◆ Written task
Write the records out again exactly, leaving no images in.

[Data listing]
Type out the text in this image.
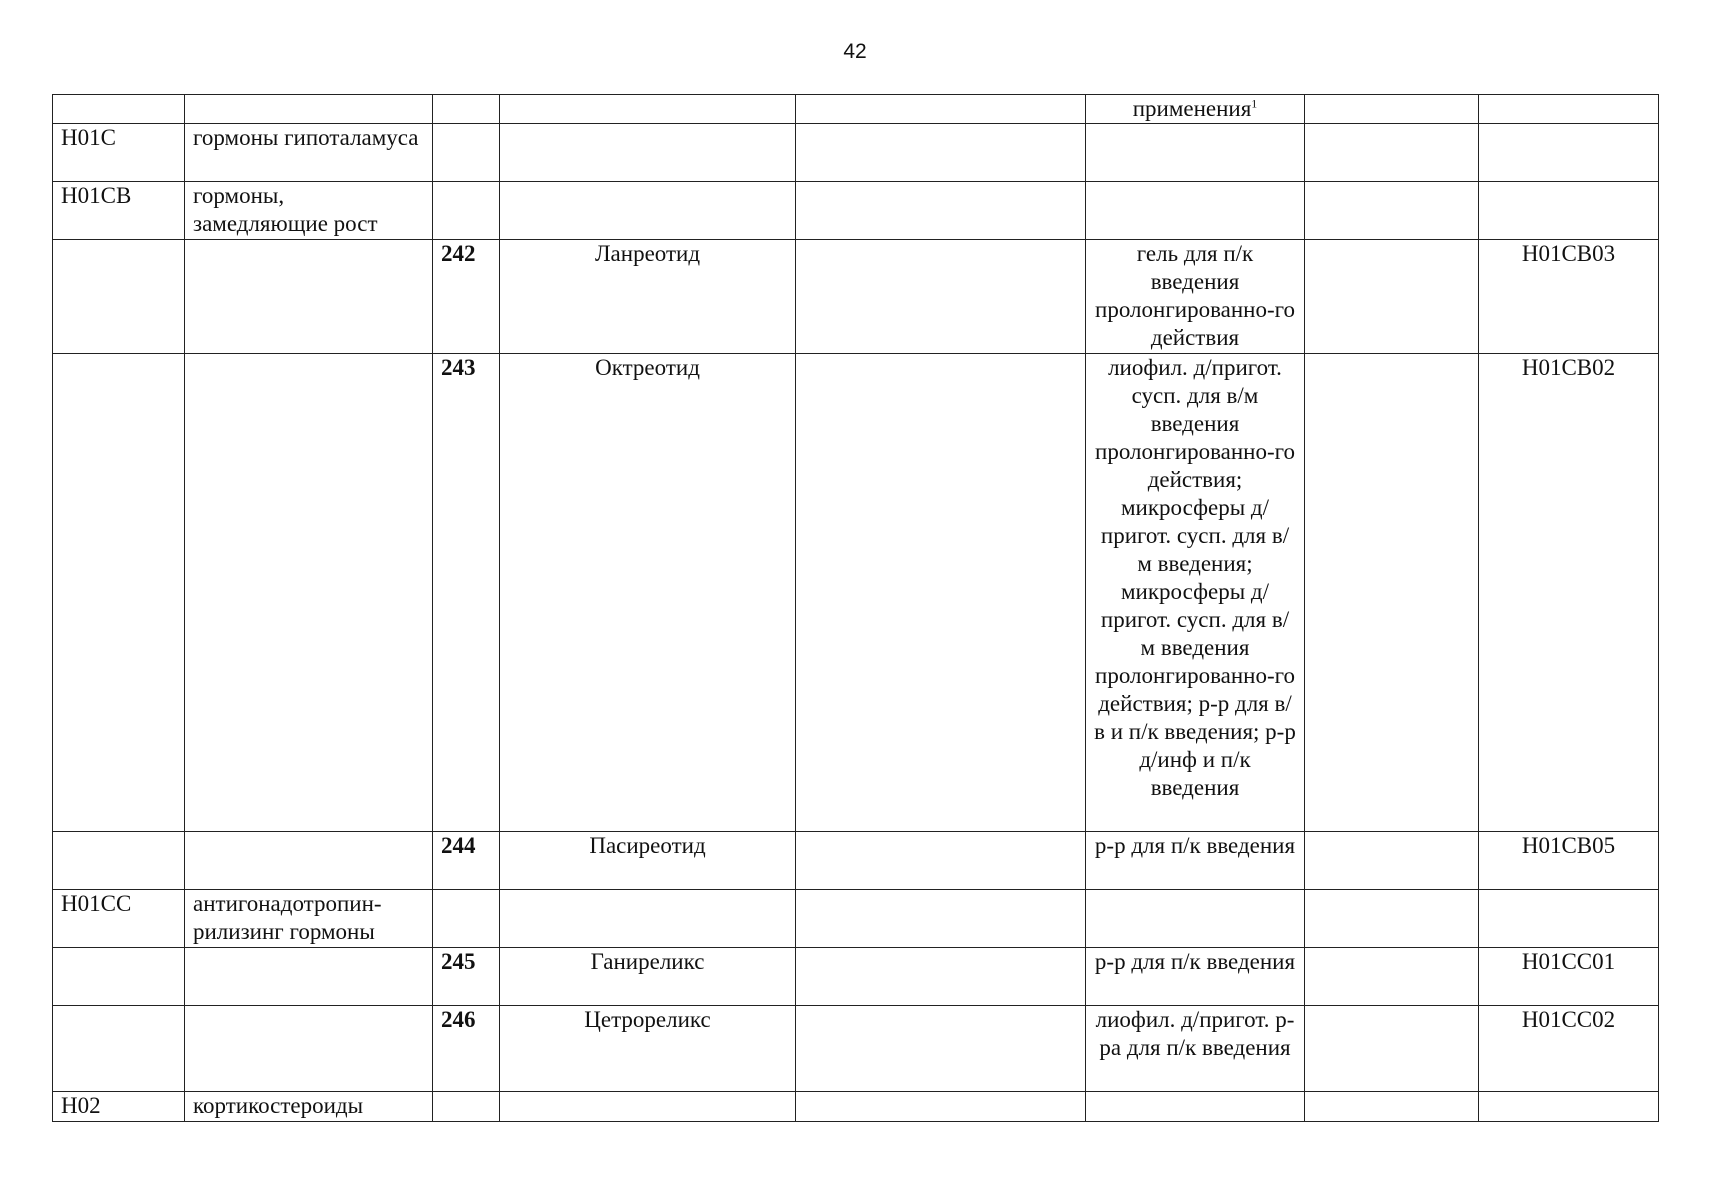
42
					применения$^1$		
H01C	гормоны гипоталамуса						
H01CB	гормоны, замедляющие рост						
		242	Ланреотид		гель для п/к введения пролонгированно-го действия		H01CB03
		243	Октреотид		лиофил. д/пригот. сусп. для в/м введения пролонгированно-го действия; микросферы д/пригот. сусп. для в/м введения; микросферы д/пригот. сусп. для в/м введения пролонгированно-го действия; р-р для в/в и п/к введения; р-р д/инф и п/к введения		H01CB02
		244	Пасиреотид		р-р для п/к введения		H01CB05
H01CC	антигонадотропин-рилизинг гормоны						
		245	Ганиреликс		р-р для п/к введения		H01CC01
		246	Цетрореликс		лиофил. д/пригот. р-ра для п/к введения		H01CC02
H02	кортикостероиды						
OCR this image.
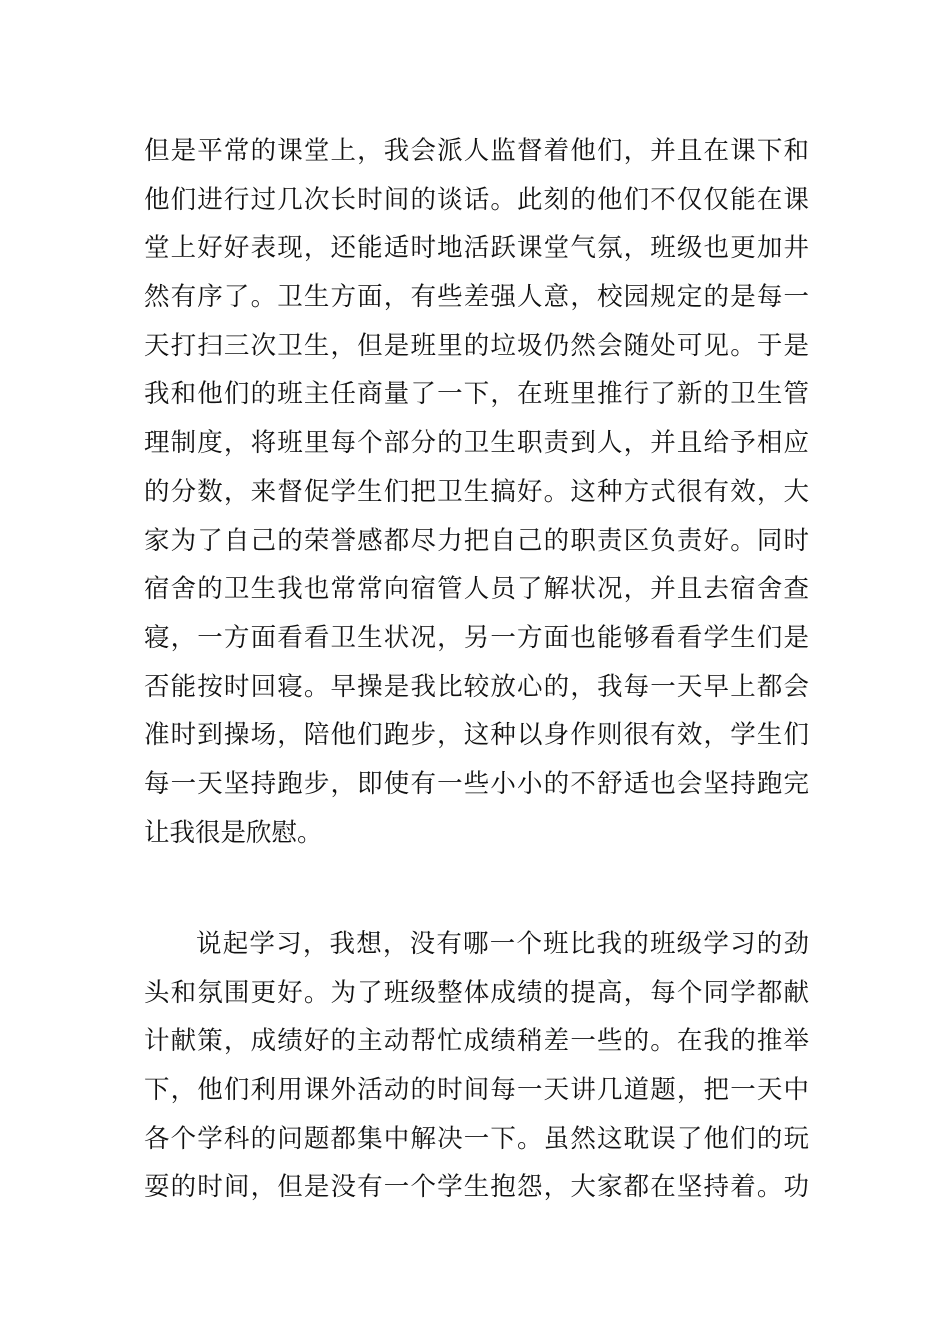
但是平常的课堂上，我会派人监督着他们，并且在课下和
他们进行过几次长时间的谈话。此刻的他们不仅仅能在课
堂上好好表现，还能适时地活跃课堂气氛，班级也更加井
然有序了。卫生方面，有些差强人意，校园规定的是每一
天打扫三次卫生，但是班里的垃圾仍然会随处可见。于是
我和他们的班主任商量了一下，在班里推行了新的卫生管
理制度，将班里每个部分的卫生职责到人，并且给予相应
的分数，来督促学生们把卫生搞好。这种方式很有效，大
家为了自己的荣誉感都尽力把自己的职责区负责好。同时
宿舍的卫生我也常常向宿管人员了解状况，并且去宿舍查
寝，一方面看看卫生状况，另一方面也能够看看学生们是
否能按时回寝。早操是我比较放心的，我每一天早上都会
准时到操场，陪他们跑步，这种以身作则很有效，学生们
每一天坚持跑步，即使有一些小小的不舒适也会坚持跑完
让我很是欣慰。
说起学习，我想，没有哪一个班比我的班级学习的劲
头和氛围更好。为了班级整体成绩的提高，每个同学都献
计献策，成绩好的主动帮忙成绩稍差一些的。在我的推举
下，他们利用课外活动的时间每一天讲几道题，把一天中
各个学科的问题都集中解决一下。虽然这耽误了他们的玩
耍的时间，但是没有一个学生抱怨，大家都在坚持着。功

◆ Answer to the exercise
Type out the text in this image.
42
					применения$^1$		
H01C	гормоны гипоталамуса						
H01CB	гормоны, замедляющие рост						
		242	Ланреотид		гель для п/к введения пролонгированно-го действия		H01CB03
		243	Октреотид		лиофил. д/пригот. сусп. для в/м введения пролонгированно-го действия; микросферы д/пригот. сусп. для в/м введения; микросферы д/пригот. сусп. для в/м введения пролонгированно-го действия; р-р для в/в и п/к введения; р-р д/инф и п/к введения		H01CB02
		244	Пасиреотид		р-р для п/к введения		H01CB05
H01CC	антигонадотропин-рилизинг гормоны						
		245	Ганиреликс		р-р для п/к введения		H01CC01
		246	Цетрореликс		лиофил. д/пригот. р-ра для п/к введения		H01CC02
H02	кортикостероиды						
OCR this image.
但是平常的课堂上，我会派人监督着他们，并且在课下和
他们进行过几次长时间的谈话。此刻的他们不仅仅能在课
堂上好好表现，还能适时地活跃课堂气氛，班级也更加井
然有序了。卫生方面，有些差强人意，校园规定的是每一
天打扫三次卫生，但是班里的垃圾仍然会随处可见。于是
我和他们的班主任商量了一下，在班里推行了新的卫生管
理制度，将班里每个部分的卫生职责到人，并且给予相应
的分数，来督促学生们把卫生搞好。这种方式很有效，大
家为了自己的荣誉感都尽力把自己的职责区负责好。同时
宿舍的卫生我也常常向宿管人员了解状况，并且去宿舍查
寝，一方面看看卫生状况，另一方面也能够看看学生们是
否能按时回寝。早操是我比较放心的，我每一天早上都会
准时到操场，陪他们跑步，这种以身作则很有效，学生们
每一天坚持跑步，即使有一些小小的不舒适也会坚持跑完
让我很是欣慰。
说起学习，我想，没有哪一个班比我的班级学习的劲
头和氛围更好。为了班级整体成绩的提高，每个同学都献
计献策，成绩好的主动帮忙成绩稍差一些的。在我的推举
下，他们利用课外活动的时间每一天讲几道题，把一天中
各个学科的问题都集中解决一下。虽然这耽误了他们的玩
耍的时间，但是没有一个学生抱怨，大家都在坚持着。功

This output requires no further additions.